### Problem description:
Wherever the string "由图中几何关系有" shows up in a line, count that line. Give the total alone.

### Source material:

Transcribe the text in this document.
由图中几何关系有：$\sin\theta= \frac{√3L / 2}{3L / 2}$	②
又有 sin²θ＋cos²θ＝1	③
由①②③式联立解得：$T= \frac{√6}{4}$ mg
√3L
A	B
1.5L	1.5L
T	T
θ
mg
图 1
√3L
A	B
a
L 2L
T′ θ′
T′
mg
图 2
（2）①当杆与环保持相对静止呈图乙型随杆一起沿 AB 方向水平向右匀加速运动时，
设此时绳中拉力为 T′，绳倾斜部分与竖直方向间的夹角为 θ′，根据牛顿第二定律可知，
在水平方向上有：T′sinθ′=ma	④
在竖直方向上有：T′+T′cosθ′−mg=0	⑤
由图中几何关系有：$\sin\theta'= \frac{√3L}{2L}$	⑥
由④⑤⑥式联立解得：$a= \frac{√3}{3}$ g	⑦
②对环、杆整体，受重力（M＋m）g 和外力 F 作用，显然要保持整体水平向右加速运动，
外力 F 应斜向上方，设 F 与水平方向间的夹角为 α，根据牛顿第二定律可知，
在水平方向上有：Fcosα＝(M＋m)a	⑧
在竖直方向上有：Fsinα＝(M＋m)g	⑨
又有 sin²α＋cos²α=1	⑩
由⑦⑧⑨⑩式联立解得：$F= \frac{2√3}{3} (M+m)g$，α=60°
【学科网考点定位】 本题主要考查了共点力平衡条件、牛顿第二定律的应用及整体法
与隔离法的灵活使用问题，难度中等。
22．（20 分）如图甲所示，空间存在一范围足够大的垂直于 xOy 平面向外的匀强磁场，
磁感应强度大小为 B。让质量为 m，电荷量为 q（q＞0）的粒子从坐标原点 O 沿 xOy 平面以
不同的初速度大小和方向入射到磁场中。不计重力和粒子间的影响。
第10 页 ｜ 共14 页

### Solution for this task:
2